═══ Given records ═══

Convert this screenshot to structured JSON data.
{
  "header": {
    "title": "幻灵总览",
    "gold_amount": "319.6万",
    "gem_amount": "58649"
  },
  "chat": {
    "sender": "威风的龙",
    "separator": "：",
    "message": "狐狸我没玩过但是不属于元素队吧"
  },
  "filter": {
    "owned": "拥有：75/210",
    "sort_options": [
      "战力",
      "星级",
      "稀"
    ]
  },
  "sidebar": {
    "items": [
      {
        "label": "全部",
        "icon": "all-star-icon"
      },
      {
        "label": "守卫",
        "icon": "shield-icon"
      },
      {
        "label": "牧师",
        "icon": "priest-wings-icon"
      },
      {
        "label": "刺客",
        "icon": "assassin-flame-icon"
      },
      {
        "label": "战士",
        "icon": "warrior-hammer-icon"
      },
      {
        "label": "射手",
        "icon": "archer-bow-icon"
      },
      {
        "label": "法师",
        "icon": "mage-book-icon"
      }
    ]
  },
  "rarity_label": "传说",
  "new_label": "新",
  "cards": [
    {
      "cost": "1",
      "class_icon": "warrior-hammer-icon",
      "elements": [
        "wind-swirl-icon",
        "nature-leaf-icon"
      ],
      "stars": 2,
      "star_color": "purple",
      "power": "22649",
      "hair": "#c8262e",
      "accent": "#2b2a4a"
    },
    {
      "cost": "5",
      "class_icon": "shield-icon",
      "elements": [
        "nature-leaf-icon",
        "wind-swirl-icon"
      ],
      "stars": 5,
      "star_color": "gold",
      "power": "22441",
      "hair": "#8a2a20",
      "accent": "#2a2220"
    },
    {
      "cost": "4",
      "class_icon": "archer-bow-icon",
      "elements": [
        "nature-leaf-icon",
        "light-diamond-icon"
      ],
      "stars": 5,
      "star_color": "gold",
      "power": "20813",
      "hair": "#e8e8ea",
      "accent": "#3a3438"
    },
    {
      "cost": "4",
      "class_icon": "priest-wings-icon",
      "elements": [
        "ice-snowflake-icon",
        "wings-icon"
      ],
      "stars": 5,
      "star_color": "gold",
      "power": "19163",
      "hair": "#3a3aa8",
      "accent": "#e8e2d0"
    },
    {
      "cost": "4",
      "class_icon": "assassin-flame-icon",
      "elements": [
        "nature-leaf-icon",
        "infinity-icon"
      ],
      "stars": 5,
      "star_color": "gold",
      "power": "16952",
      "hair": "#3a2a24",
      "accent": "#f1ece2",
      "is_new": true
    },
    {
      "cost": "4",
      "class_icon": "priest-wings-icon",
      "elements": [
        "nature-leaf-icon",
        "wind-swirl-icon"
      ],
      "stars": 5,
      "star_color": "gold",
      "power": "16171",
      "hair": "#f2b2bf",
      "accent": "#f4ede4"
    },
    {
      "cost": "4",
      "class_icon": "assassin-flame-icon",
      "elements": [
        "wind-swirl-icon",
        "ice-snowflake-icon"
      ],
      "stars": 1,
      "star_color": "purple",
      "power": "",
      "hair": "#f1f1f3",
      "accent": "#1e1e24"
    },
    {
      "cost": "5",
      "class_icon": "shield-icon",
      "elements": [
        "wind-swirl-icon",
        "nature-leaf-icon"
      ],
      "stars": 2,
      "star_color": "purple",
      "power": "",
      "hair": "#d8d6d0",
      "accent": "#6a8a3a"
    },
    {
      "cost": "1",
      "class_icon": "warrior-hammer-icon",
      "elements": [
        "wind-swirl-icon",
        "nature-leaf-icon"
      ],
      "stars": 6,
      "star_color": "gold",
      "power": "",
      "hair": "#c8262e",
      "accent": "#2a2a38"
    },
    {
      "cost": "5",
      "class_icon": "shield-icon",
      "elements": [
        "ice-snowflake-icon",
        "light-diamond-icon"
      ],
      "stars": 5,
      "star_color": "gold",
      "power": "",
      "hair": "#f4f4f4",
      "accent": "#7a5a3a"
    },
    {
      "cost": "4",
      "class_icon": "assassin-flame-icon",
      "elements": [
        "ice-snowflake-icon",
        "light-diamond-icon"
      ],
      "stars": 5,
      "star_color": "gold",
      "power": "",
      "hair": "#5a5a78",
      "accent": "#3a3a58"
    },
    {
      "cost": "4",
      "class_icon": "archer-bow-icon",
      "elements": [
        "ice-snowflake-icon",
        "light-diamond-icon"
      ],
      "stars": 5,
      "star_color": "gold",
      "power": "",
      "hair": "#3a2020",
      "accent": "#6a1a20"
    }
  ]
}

═══

Instruction -> Read the entries and pick out all lines that include the word "hair".

Answer to this task ->
      "hair": "#c8262e",
      "hair": "#8a2a20",
      "hair": "#e8e8ea",
      "hair": "#3a3aa8",
      "hair": "#3a2a24",
      "hair": "#f2b2bf",
      "hair": "#f1f1f3",
      "hair": "#d8d6d0",
      "hair": "#c8262e",
      "hair": "#f4f4f4",
      "hair": "#5a5a78",
      "hair": "#3a2020",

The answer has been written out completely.